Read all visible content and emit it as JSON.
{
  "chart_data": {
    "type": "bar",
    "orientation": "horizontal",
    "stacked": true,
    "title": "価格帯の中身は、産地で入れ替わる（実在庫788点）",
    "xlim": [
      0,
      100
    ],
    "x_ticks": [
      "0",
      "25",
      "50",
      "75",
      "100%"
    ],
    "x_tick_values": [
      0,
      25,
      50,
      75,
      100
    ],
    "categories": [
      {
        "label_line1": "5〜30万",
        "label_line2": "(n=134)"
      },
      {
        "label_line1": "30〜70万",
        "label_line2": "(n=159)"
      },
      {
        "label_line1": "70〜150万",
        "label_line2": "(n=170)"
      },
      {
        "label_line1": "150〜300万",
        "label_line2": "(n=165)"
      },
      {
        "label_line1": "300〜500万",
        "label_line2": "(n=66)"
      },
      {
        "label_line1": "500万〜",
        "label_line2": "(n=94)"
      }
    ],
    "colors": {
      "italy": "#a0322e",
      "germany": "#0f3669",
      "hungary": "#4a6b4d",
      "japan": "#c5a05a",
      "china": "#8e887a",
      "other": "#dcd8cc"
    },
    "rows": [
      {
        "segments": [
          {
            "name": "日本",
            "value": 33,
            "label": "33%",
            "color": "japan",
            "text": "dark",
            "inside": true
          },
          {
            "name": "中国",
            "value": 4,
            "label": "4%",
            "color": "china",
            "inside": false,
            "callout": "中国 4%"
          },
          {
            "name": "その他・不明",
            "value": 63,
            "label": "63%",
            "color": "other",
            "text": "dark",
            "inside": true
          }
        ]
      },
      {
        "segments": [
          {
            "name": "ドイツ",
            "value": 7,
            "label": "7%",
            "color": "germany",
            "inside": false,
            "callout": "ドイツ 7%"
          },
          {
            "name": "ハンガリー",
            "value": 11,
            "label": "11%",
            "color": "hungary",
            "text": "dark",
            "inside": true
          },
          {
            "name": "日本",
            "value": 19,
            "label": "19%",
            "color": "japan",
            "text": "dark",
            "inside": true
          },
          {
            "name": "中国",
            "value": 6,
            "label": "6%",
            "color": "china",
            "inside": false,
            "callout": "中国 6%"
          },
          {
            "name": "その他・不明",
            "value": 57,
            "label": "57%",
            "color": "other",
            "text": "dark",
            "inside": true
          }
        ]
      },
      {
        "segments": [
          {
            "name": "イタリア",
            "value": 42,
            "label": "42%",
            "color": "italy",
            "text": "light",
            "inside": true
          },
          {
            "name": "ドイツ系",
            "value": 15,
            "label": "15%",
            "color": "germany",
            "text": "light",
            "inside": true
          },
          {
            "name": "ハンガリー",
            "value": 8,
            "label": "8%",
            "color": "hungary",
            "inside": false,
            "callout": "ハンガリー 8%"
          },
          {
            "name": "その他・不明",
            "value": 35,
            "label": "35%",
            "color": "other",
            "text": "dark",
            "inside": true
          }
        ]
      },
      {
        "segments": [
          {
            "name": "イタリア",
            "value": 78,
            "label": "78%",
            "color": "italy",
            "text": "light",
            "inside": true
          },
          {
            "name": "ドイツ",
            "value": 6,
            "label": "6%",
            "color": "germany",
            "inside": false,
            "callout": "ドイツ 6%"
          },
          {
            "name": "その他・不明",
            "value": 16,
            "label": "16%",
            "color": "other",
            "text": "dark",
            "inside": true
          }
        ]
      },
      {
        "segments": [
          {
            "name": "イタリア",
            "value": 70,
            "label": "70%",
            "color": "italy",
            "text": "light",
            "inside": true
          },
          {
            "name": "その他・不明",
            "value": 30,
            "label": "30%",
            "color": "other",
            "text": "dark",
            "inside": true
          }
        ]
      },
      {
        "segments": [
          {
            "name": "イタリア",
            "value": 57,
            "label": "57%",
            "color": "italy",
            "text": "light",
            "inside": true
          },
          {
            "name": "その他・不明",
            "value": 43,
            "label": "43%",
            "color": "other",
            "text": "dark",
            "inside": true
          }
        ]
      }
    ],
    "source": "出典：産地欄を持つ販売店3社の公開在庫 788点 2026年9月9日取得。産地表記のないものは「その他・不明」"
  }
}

Exercise
Above are the records; copy all of them exactly.

Written solution
Read all visible content and emit it as JSON.
{
  "chart_data": {
    "type": "bar",
    "orientation": "horizontal",
    "stacked": true,
    "title": "価格帯の中身は、産地で入れ替わる（実在庫788点）",
    "xlim": [
      0,
      100
    ],
    "x_ticks": [
      "0",
      "25",
      "50",
      "75",
      "100%"
    ],
    "x_tick_values": [
      0,
      25,
      50,
      75,
      100
    ],
    "categories": [
      {
        "label_line1": "5〜30万",
        "label_line2": "(n=134)"
      },
      {
        "label_line1": "30〜70万",
        "label_line2": "(n=159)"
      },
      {
        "label_line1": "70〜150万",
        "label_line2": "(n=170)"
      },
      {
        "label_line1": "150〜300万",
        "label_line2": "(n=165)"
      },
      {
        "label_line1": "300〜500万",
        "label_line2": "(n=66)"
      },
      {
        "label_line1": "500万〜",
        "label_line2": "(n=94)"
      }
    ],
    "colors": {
      "italy": "#a0322e",
      "germany": "#0f3669",
      "hungary": "#4a6b4d",
      "japan": "#c5a05a",
      "china": "#8e887a",
      "other": "#dcd8cc"
    },
    "rows": [
      {
        "segments": [
          {
            "name": "日本",
            "value": 33,
            "label": "33%",
            "color": "japan",
            "text": "dark",
            "inside": true
          },
          {
            "name": "中国",
            "value": 4,
            "label": "4%",
            "color": "china",
            "inside": false,
            "callout": "中国 4%"
          },
          {
            "name": "その他・不明",
            "value": 63,
            "label": "63%",
            "color": "other",
            "text": "dark",
            "inside": true
          }
        ]
      },
      {
        "segments": [
          {
            "name": "ドイツ",
            "value": 7,
            "label": "7%",
            "color": "germany",
            "inside": false,
            "callout": "ドイツ 7%"
          },
          {
            "name": "ハンガリー",
            "value": 11,
            "label": "11%",
            "color": "hungary",
            "text": "dark",
            "inside": true
          },
          {
            "name": "日本",
            "value": 19,
            "label": "19%",
            "color": "japan",
            "text": "dark",
            "inside": true
          },
          {
            "name": "中国",
            "value": 6,
            "label": "6%",
            "color": "china",
            "inside": false,
            "callout": "中国 6%"
          },
          {
            "name": "その他・不明",
            "value": 57,
            "label": "57%",
            "color": "other",
            "text": "dark",
            "inside": true
          }
        ]
      },
      {
        "segments": [
          {
            "name": "イタリア",
            "value": 42,
            "label": "42%",
            "color": "italy",
            "text": "light",
            "inside": true
          },
          {
            "name": "ドイツ系",
            "value": 15,
            "label": "15%",
            "color": "germany",
            "text": "light",
            "inside": true
          },
          {
            "name": "ハンガリー",
            "value": 8,
            "label": "8%",
            "color": "hungary",
            "inside": false,
            "callout": "ハンガリー 8%"
          },
          {
            "name": "その他・不明",
            "value": 35,
            "label": "35%",
            "color": "other",
            "text": "dark",
            "inside": true
          }
        ]
      },
      {
        "segments": [
          {
            "name": "イタリア",
            "value": 78,
            "label": "78%",
            "color": "italy",
            "text": "light",
            "inside": true
          },
          {
            "name": "ドイツ",
            "value": 6,
            "label": "6%",
            "color": "germany",
            "inside": false,
            "callout": "ドイツ 6%"
          },
          {
            "name": "その他・不明",
            "value": 16,
            "label": "16%",
            "color": "other",
            "text": "dark",
            "inside": true
          }
        ]
      },
      {
        "segments": [
          {
            "name": "イタリア",
            "value": 70,
            "label": "70%",
            "color": "italy",
            "text": "light",
            "inside": true
          },
          {
            "name": "その他・不明",
            "value": 30,
            "label": "30%",
            "color": "other",
            "text": "dark",
            "inside": true
          }
        ]
      },
      {
        "segments": [
          {
            "name": "イタリア",
            "value": 57,
            "label": "57%",
            "color": "italy",
            "text": "light",
            "inside": true
          },
          {
            "name": "その他・不明",
            "value": 43,
            "label": "43%",
            "color": "other",
            "text": "dark",
            "inside": true
          }
        ]
      }
    ],
    "source": "出典：産地欄を持つ販売店3社の公開在庫 788点 2026年9月9日取得。産地表記のないものは「その他・不明」"
  }
}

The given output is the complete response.